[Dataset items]
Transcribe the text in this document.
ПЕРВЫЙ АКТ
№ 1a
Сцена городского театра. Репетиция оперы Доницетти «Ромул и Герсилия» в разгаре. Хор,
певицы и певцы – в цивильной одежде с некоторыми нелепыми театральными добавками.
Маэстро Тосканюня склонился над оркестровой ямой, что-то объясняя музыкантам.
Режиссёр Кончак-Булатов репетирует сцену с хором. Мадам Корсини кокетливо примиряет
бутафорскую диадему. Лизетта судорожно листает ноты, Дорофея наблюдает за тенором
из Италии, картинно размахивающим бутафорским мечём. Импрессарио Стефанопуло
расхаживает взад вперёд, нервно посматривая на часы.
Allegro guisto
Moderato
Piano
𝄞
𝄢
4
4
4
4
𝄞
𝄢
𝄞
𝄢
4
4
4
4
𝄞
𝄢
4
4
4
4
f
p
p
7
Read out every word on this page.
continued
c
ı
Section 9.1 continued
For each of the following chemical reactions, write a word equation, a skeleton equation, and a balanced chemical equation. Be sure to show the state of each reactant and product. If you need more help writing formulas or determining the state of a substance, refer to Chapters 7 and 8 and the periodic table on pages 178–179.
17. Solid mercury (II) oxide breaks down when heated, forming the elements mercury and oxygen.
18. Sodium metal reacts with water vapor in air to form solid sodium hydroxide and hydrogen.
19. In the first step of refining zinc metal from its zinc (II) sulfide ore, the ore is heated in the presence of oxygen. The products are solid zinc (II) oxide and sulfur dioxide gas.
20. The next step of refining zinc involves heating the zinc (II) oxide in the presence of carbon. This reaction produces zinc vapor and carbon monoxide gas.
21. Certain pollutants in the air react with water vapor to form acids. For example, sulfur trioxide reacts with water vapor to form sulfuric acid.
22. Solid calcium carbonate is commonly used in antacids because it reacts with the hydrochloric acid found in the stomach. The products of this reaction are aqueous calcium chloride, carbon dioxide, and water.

> _DIRECTIONS_
Exactly reproduce all of the entries.

> _SOLUTION TO THIS TASK_
Transcribe the text in this document.
ПЕРВЫЙ АКТ
№ 1a
Сцена городского театра. Репетиция оперы Доницетти «Ромул и Герсилия» в разгаре. Хор,
певицы и певцы – в цивильной одежде с некоторыми нелепыми театральными добавками.
Маэстро Тосканюня склонился над оркестровой ямой, что-то объясняя музыкантам.
Режиссёр Кончак-Булатов репетирует сцену с хором. Мадам Корсини кокетливо примиряет
бутафорскую диадему. Лизетта судорожно листает ноты, Дорофея наблюдает за тенором
из Италии, картинно размахивающим бутафорским мечём. Импрессарио Стефанопуло
расхаживает взад вперёд, нервно посматривая на часы.
Allegro guisto
Moderato
Piano
𝄞
𝄢
4
4
4
4
𝄞
𝄢
𝄞
𝄢
4
4
4
4
𝄞
𝄢
4
4
4
4
f
p
p
7
Read out every word on this page.
continued
c
ı
Section 9.1 continued
For each of the following chemical reactions, write a word equation, a skeleton equation, and a balanced chemical equation. Be sure to show the state of each reactant and product. If you need more help writing formulas or determining the state of a substance, refer to Chapters 7 and 8 and the periodic table on pages 178–179.
17. Solid mercury (II) oxide breaks down when heated, forming the elements mercury and oxygen.
18. Sodium metal reacts with water vapor in air to form solid sodium hydroxide and hydrogen.
19. In the first step of refining zinc metal from its zinc (II) sulfide ore, the ore is heated in the presence of oxygen. The products are solid zinc (II) oxide and sulfur dioxide gas.
20. The next step of refining zinc involves heating the zinc (II) oxide in the presence of carbon. This reaction produces zinc vapor and carbon monoxide gas.
21. Certain pollutants in the air react with water vapor to form acids. For example, sulfur trioxide reacts with water vapor to form sulfuric acid.
22. Solid calcium carbonate is commonly used in antacids because it reacts with the hydrochloric acid found in the stomach. The products of this reaction are aqueous calcium chloride, carbon dioxide, and water.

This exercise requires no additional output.